**Objetivo**.
Na crítica sobre Trapaça, copie tudo desde "Trapaça só não" até "e razoavelmente divertido.", trocando "Scorsese" por "Tarantino".

**Texto de origem**.
"""

É através do personagem de Bale que as intenções satíricas de Trapaça ficam claras. O pequeno estelionatário se choca, ao longo da trama, ao perceber como a safadeza ao seu redor se torna cada vez maior. Políticos, autoridades e mafiosos acabam sendo pegos na teia de corrupção flagrada pelas investigações das quais ele participou. Até o agente do FBI se deixa levar, desobedecendo a regras da instituição e tornando-se obsessivo. É como se a sociedade americana fosse uma grande trapaça, parece dizer Russell, e nesse contexto Irving Rosenfeld até se torna uma espécie de “pequeno herói”.

Trapaça só não é melhor justamente porque lhe falta aquela energia maníaca típica de Scorsese. David O. Russell nunca realmente consegue nos puxar para dentro daquele universo amoral. Nem consegue, de forma subversiva, nos fazer vibrar com ele. Trapaça diverte mas não chega a alucinar, é repleto de grandes atores mas só poucos deles se destacam de verdade, e no final acaba sendo apenas um pequeno truque de enganação. O diretor tenta nos tapear, usando os macetes de outro cineasta e uma reconstituição de época caricata para entregar algo que parece um grande filme, engraçadíssimo e politicamente incorreto, mas que no final das contas é apenas bom e razoavelmente divertido.

"""

**Informações fornecidas**.

"""

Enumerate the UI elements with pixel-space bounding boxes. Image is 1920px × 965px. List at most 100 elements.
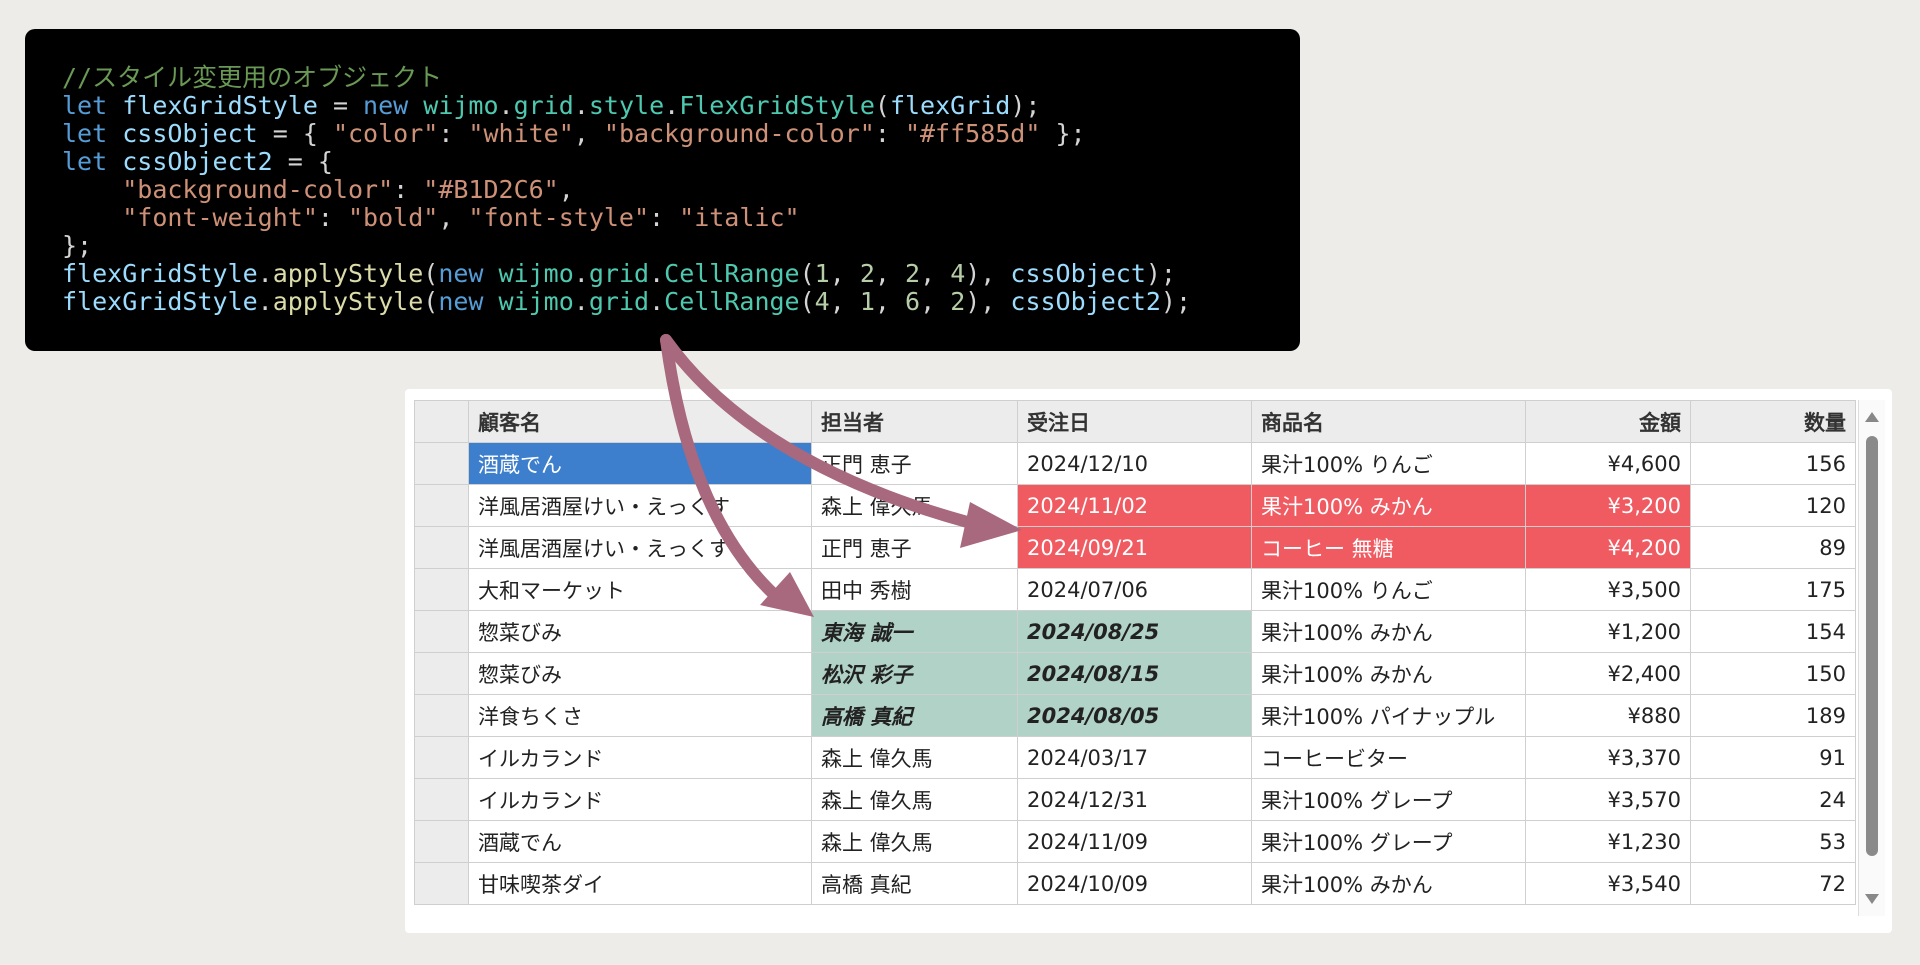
column-header[interactable]: 数量 [1690,400,1856,443]
grid-cell[interactable]: ¥3,500 [1525,568,1691,611]
table-row[interactable]: 酒蔵でん 森上 偉久馬 2024/11/09 果汁100% グレープ ¥1,230 53 [414,820,1856,863]
grid-cell[interactable]: 酒蔵でん [468,442,812,485]
grid-cell[interactable]: ¥1,200 [1525,610,1691,653]
grid-cell[interactable]: 果汁100% グレープ [1251,778,1526,821]
grid-cell[interactable]: コーヒー 無糖 [1251,526,1526,569]
row-header[interactable] [414,568,469,611]
grid-cell[interactable]: 田中 秀樹 [811,568,1018,611]
grid-cell[interactable]: 120 [1690,484,1856,527]
grid-cell[interactable]: 89 [1690,526,1856,569]
grid-cell[interactable]: ¥1,230 [1525,820,1691,863]
grid-cell[interactable]: 正門 恵子 [811,442,1018,485]
grid-cell[interactable]: 甘味喫茶ダイ [468,862,812,905]
table-row[interactable]: 大和マーケット 田中 秀樹 2024/07/06 果汁100% りんご ¥3,500 17… [414,568,1856,611]
grid-cell[interactable]: コーヒービター [1251,736,1526,779]
row-header[interactable] [414,862,469,905]
grid-cell[interactable]: 2024/12/10 [1017,442,1252,485]
grid-cell[interactable]: 森上 偉久馬 [811,736,1018,779]
grid-cell[interactable]: ¥4,200 [1525,526,1691,569]
grid-cell[interactable]: 果汁100% みかん [1251,484,1526,527]
scrollbar-thumb[interactable] [1866,436,1878,856]
grid-cell[interactable]: ¥3,370 [1525,736,1691,779]
grid-cell[interactable]: 2024/08/15 [1017,652,1252,695]
row-header[interactable] [414,442,469,485]
triangle-up-icon[interactable] [1865,412,1879,422]
row-header[interactable] [414,778,469,821]
table-row[interactable]: イルカランド 森上 偉久馬 2024/12/31 果汁100% グレープ ¥3,570 2… [414,778,1856,821]
grid-cell[interactable]: 91 [1690,736,1856,779]
grid-cell[interactable]: 洋食ちくさ [468,694,812,737]
grid-cell[interactable]: イルカランド [468,736,812,779]
grid-cell[interactable]: ¥4,600 [1525,442,1691,485]
grid-cell[interactable]: 大和マーケット [468,568,812,611]
grid-cell[interactable]: 果汁100% みかん [1251,610,1526,653]
grid-cell[interactable]: 正門 恵子 [811,526,1018,569]
grid-cell[interactable]: 高橋 真紀 [811,694,1018,737]
grid-cell[interactable]: 高橋 真紀 [811,862,1018,905]
table-row[interactable]: 甘味喫茶ダイ 高橋 真紀 2024/10/09 果汁100% みかん ¥3,540 72 [414,862,1856,905]
grid-cell[interactable]: 175 [1690,568,1856,611]
grid-cell[interactable]: 洋風居酒屋けい・えっくす [468,526,812,569]
grid-cell[interactable]: 2024/10/09 [1017,862,1252,905]
grid-cell[interactable]: 果汁100% グレープ [1251,820,1526,863]
grid-cell[interactable]: イルカランド [468,778,812,821]
grid-cell[interactable]: 森上 偉久馬 [811,820,1018,863]
vertical-scrollbar[interactable] [1858,400,1885,916]
row-header[interactable] [414,610,469,653]
grid-cell[interactable]: 果汁100% みかん [1251,652,1526,695]
row-header[interactable] [414,694,469,737]
grid-cell[interactable]: ¥880 [1525,694,1691,737]
column-header[interactable]: 顧客名 [468,400,812,443]
grid-cell[interactable]: 森上 偉久馬 [811,778,1018,821]
table-row[interactable]: 酒蔵でん 正門 恵子 2024/12/10 果汁100% りんご ¥4,600 156 [414,442,1856,485]
column-header[interactable]: 商品名 [1251,400,1526,443]
table-row[interactable]: 洋風居酒屋けい・えっくす 森上 偉久馬 2024/11/02 果汁100% みかん ¥3… [414,484,1856,527]
grid-cell[interactable]: 2024/09/21 [1017,526,1252,569]
grid-cell[interactable]: 189 [1690,694,1856,737]
grid-cell[interactable]: 2024/12/31 [1017,778,1252,821]
grid-cell[interactable]: ¥3,570 [1525,778,1691,821]
table-row[interactable]: 惣菜びみ 東海 誠一 2024/08/25 果汁100% みかん ¥1,200 154 [414,610,1856,653]
grid-cell[interactable]: 24 [1690,778,1856,821]
table-row[interactable]: 洋風居酒屋けい・えっくす 正門 恵子 2024/09/21 コーヒー 無糖 ¥4,200… [414,526,1856,569]
table-row[interactable]: 洋食ちくさ 高橋 真紀 2024/08/05 果汁100% パイナップル ¥880 189 [414,694,1856,737]
grid-cell[interactable]: 洋風居酒屋けい・えっくす [468,484,812,527]
flexgrid-viewport[interactable]: 顧客名 担当者 受注日 商品名 金額 数量 酒蔵でん 正門 恵子 2024/12/10 果汁10… [414,400,1858,916]
column-header[interactable]: 受注日 [1017,400,1252,443]
row-header[interactable] [414,484,469,527]
grid-cell[interactable]: 156 [1690,442,1856,485]
grid-cell[interactable]: 2024/07/06 [1017,568,1252,611]
grid-cell[interactable]: ¥3,200 [1525,484,1691,527]
table-row[interactable]: イルカランド 森上 偉久馬 2024/03/17 コーヒービター ¥3,370 91 [414,736,1856,779]
triangle-down-icon[interactable] [1865,894,1879,904]
flexgrid[interactable]: 顧客名 担当者 受注日 商品名 金額 数量 酒蔵でん 正門 恵子 2024/12/10 果汁10… [414,400,1856,905]
grid-cell[interactable]: 惣菜びみ [468,610,812,653]
grid-cell[interactable]: 150 [1690,652,1856,695]
grid-cell[interactable]: 松沢 彩子 [811,652,1018,695]
table-row[interactable]: 惣菜びみ 松沢 彩子 2024/08/15 果汁100% みかん ¥2,400 150 [414,652,1856,695]
column-header[interactable]: 金額 [1525,400,1691,443]
row-header[interactable] [414,652,469,695]
grid-cell[interactable]: 53 [1690,820,1856,863]
grid-cell[interactable]: 2024/08/25 [1017,610,1252,653]
row-header[interactable] [414,820,469,863]
grid-cell[interactable]: 森上 偉久馬 [811,484,1018,527]
grid-cell[interactable]: 果汁100% りんご [1251,568,1526,611]
row-header[interactable] [414,526,469,569]
grid-cell[interactable]: 154 [1690,610,1856,653]
grid-cell[interactable]: 惣菜びみ [468,652,812,695]
grid-cell[interactable]: 果汁100% みかん [1251,862,1526,905]
grid-cell[interactable]: 東海 誠一 [811,610,1018,653]
grid-cell[interactable]: ¥2,400 [1525,652,1691,695]
grid-cell[interactable]: ¥3,540 [1525,862,1691,905]
grid-cell[interactable]: 2024/11/09 [1017,820,1252,863]
grid-cell[interactable]: 酒蔵でん [468,820,812,863]
grid-cell[interactable]: 2024/11/02 [1017,484,1252,527]
grid-cell[interactable]: 果汁100% りんご [1251,442,1526,485]
grid-cell[interactable]: 果汁100% パイナップル [1251,694,1526,737]
grid-cell[interactable]: 2024/03/17 [1017,736,1252,779]
row-header[interactable] [414,736,469,779]
grid-cell[interactable]: 2024/08/05 [1017,694,1252,737]
grid-cell[interactable]: 72 [1690,862,1856,905]
column-header[interactable]: 担当者 [811,400,1018,443]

"""

**Resposta**.
Trapaça só não é melhor justamente porque lhe falta aquela energia maníaca típica de Tarantino. David O. Russell nunca realmente consegue nos puxar para dentro daquele universo amoral. Nem consegue, de forma subversiva, nos fazer vibrar com ele. Trapaça diverte mas não chega a alucinar, é repleto de grandes atores mas só poucos deles se destacam de verdade, e no final acaba sendo apenas um pequeno truque de enganação. O diretor tenta nos tapear, usando os macetes de outro cineasta e uma reconstituição de época caricata para entregar algo que parece um grande filme, engraçadíssimo e politicamente incorreto, mas que no final das contas é apenas bom e razoavelmente divertido.